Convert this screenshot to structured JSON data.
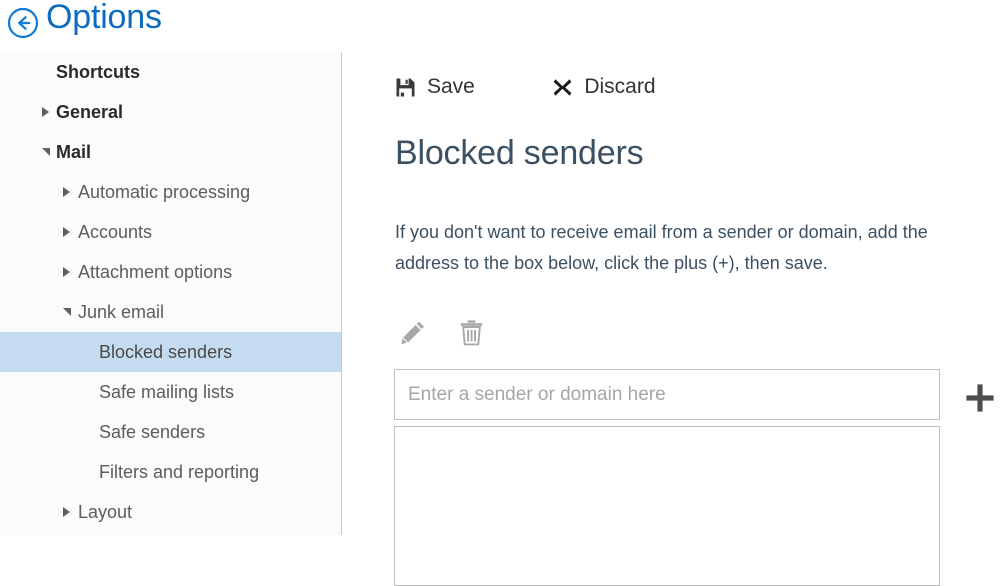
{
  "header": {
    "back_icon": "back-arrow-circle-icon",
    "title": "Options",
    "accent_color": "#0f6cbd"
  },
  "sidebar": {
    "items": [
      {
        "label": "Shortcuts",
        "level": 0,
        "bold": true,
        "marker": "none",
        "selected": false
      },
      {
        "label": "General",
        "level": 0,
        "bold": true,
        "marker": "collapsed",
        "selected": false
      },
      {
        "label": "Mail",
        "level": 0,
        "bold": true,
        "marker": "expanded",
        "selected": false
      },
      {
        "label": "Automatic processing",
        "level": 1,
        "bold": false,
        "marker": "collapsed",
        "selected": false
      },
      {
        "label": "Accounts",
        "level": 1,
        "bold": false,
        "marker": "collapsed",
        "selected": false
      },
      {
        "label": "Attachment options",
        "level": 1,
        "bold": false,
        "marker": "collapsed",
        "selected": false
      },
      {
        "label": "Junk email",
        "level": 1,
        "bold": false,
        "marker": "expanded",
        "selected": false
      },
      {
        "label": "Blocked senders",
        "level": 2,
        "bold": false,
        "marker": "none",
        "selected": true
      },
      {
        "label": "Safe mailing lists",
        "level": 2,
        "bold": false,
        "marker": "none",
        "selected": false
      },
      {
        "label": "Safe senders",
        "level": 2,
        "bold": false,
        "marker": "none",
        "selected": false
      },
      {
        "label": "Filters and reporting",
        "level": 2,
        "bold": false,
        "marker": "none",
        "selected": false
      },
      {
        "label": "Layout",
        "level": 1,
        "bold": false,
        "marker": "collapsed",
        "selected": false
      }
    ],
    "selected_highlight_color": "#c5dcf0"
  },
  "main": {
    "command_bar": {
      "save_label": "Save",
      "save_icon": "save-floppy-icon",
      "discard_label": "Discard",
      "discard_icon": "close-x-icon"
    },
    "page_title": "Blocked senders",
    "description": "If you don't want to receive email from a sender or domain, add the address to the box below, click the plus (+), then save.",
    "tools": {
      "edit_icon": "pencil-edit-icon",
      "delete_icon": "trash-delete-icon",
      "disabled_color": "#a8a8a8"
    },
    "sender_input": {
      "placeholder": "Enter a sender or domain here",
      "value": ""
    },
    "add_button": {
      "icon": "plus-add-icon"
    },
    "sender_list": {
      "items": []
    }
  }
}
··········
Return each line of the listing that holds the string "Safe".

* _COMPLETED EXERCISE_
        "label": "Safe mailing lists",
        "label": "Safe senders",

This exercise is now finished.